PROMPT >>
Would you retype every record below exactly as written?

Data items
==========

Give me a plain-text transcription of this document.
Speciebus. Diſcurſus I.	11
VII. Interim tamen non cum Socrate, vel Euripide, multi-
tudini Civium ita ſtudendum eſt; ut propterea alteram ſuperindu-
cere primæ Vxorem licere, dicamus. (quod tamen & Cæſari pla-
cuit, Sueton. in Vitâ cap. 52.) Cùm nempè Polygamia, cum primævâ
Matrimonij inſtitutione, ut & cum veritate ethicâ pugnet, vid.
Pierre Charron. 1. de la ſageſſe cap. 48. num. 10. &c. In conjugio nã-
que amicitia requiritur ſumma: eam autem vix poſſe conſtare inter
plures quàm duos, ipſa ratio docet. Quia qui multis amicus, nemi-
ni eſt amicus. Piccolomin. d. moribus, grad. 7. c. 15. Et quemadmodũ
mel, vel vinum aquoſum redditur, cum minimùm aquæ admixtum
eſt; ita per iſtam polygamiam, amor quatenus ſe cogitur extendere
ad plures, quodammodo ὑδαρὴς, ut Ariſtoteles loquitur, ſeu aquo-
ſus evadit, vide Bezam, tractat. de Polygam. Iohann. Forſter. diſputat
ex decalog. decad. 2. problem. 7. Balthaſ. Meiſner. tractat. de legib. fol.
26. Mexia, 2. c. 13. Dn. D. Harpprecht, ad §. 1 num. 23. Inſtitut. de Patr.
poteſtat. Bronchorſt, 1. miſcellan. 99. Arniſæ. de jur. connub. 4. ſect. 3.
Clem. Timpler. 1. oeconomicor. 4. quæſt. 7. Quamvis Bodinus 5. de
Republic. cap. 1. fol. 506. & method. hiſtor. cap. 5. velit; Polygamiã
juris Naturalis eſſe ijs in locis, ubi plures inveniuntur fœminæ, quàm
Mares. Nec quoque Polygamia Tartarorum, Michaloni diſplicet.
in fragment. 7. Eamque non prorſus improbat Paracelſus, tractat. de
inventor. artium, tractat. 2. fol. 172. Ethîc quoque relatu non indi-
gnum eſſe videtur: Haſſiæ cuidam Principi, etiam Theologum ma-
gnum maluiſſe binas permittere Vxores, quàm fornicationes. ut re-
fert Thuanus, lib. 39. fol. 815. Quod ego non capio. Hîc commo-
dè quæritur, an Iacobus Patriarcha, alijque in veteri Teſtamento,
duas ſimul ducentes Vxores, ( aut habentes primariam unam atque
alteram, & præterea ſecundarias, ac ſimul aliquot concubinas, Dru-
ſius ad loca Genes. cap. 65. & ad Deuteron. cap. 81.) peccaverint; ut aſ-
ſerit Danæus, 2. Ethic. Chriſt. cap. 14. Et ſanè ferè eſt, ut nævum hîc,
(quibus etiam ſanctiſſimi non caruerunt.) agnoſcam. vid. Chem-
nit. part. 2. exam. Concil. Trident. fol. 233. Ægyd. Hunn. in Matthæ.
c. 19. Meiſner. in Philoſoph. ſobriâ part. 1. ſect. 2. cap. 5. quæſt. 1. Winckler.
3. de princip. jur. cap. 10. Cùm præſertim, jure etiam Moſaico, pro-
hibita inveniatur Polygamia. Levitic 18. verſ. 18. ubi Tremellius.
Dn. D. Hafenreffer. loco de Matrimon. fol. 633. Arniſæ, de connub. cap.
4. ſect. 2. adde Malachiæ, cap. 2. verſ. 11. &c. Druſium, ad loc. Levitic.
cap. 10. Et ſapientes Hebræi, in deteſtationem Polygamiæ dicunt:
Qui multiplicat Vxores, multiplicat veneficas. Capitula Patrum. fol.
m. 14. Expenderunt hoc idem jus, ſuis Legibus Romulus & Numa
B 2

==========

YOUR SOLUTION >>
Give me a plain-text transcription of this document.
Speciebus. Diſcurſus I.	11
VII. Interim tamen non cum Socrate, vel Euripide, multi-
tudini Civium ita ſtudendum eſt; ut propterea alteram ſuperindu-
cere primæ Vxorem licere, dicamus. (quod tamen & Cæſari pla-
cuit, Sueton. in Vitâ cap. 52.) Cùm nempè Polygamia, cum primævâ
Matrimonij inſtitutione, ut & cum veritate ethicâ pugnet, vid.
Pierre Charron. 1. de la ſageſſe cap. 48. num. 10. &c. In conjugio nã-
que amicitia requiritur ſumma: eam autem vix poſſe conſtare inter
plures quàm duos, ipſa ratio docet. Quia qui multis amicus, nemi-
ni eſt amicus. Piccolomin. d. moribus, grad. 7. c. 15. Et quemadmodũ
mel, vel vinum aquoſum redditur, cum minimùm aquæ admixtum
eſt; ita per iſtam polygamiam, amor quatenus ſe cogitur extendere
ad plures, quodammodo ὑδαρὴς, ut Ariſtoteles loquitur, ſeu aquo-
ſus evadit, vide Bezam, tractat. de Polygam. Iohann. Forſter. diſputat
ex decalog. decad. 2. problem. 7. Balthaſ. Meiſner. tractat. de legib. fol.
26. Mexia, 2. c. 13. Dn. D. Harpprecht, ad §. 1 num. 23. Inſtitut. de Patr.
poteſtat. Bronchorſt, 1. miſcellan. 99. Arniſæ. de jur. connub. 4. ſect. 3.
Clem. Timpler. 1. oeconomicor. 4. quæſt. 7. Quamvis Bodinus 5. de
Republic. cap. 1. fol. 506. & method. hiſtor. cap. 5. velit; Polygamiã
juris Naturalis eſſe ijs in locis, ubi plures inveniuntur fœminæ, quàm
Mares. Nec quoque Polygamia Tartarorum, Michaloni diſplicet.
in fragment. 7. Eamque non prorſus improbat Paracelſus, tractat. de
inventor. artium, tractat. 2. fol. 172. Ethîc quoque relatu non indi-
gnum eſſe videtur: Haſſiæ cuidam Principi, etiam Theologum ma-
gnum maluiſſe binas permittere Vxores, quàm fornicationes. ut re-
fert Thuanus, lib. 39. fol. 815. Quod ego non capio. Hîc commo-
dè quæritur, an Iacobus Patriarcha, alijque in veteri Teſtamento,
duas ſimul ducentes Vxores, ( aut habentes primariam unam atque
alteram, & præterea ſecundarias, ac ſimul aliquot concubinas, Dru-
ſius ad loca Genes. cap. 65. & ad Deuteron. cap. 81.) peccaverint; ut aſ-
ſerit Danæus, 2. Ethic. Chriſt. cap. 14. Et ſanè ferè eſt, ut nævum hîc,
(quibus etiam ſanctiſſimi non caruerunt.) agnoſcam. vid. Chem-
nit. part. 2. exam. Concil. Trident. fol. 233. Ægyd. Hunn. in Matthæ.
c. 19. Meiſner. in Philoſoph. ſobriâ part. 1. ſect. 2. cap. 5. quæſt. 1. Winckler.
3. de princip. jur. cap. 10. Cùm præſertim, jure etiam Moſaico, pro-
hibita inveniatur Polygamia. Levitic 18. verſ. 18. ubi Tremellius.
Dn. D. Hafenreffer. loco de Matrimon. fol. 633. Arniſæ, de connub. cap.
4. ſect. 2. adde Malachiæ, cap. 2. verſ. 11. &c. Druſium, ad loc. Levitic.
cap. 10. Et ſapientes Hebræi, in deteſtationem Polygamiæ dicunt:
Qui multiplicat Vxores, multiplicat veneficas. Capitula Patrum. fol.
m. 14. Expenderunt hoc idem jus, ſuis Legibus Romulus & Numa
B 2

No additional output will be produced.